Transcribe the entries that follow exactly as they appear, minus pictures.

+++ Recorded data +++

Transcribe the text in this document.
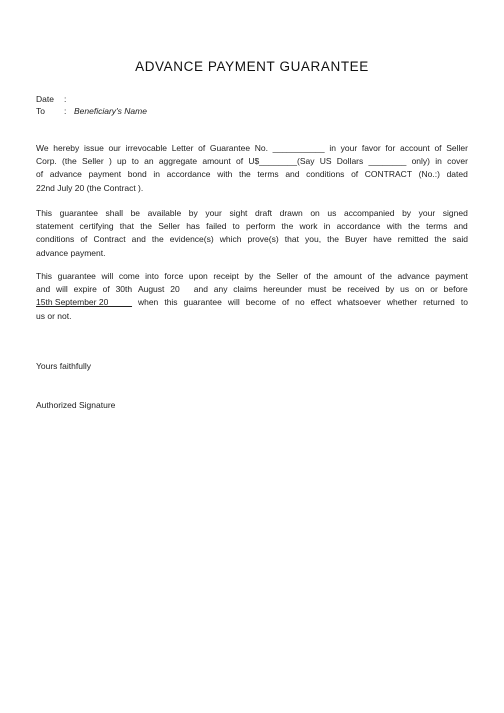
ADVANCE PAYMENT GUARANTEE
Date :
To : Beneficiary's Name
We hereby issue our irrevocable Letter of Guarantee No. ___________ in your favor for account of Seller
Corp. (the Seller ) up to an aggregate amount of U$________(Say US Dollars ________ only) in cover
of advance payment bond in accordance with the terms and conditions of CONTRACT (No.:) dated
22nd July 20 (the Contract ).
This guarantee shall be available by your sight draft drawn on us accompanied by your signed
statement certifying that the Seller has failed to perform the work in accordance with the terms and
conditions of Contract and the evidence(s) which prove(s) that you, the Buyer have remitted the said
advance payment.
This guarantee will come into force upon receipt by the Seller of the amount of the advance payment
and will expire of 30th August 20
and any claims hereunder must be received by us on or before
15th September 20_____ when this guarantee will become of no effect whatsoever whether returned to
us or not.
Yours faithfully
Authorized Signature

+++

§ Complete output
Transcribe the text in this document.
ADVANCE PAYMENT GUARANTEE
Date :
To : Beneficiary's Name
We hereby issue our irrevocable Letter of Guarantee No. ___________ in your favor for account of Seller
Corp. (the Seller ) up to an aggregate amount of U$________(Say US Dollars ________ only) in cover
of advance payment bond in accordance with the terms and conditions of CONTRACT (No.:) dated
22nd July 20 (the Contract ).
This guarantee shall be available by your sight draft drawn on us accompanied by your signed
statement certifying that the Seller has failed to perform the work in accordance with the terms and
conditions of Contract and the evidence(s) which prove(s) that you, the Buyer have remitted the said
advance payment.
This guarantee will come into force upon receipt by the Seller of the amount of the advance payment
and will expire of 30th August 20
and any claims hereunder must be received by us on or before
15th September 20_____ when this guarantee will become of no effect whatsoever whether returned to
us or not.
Yours faithfully
Authorized Signature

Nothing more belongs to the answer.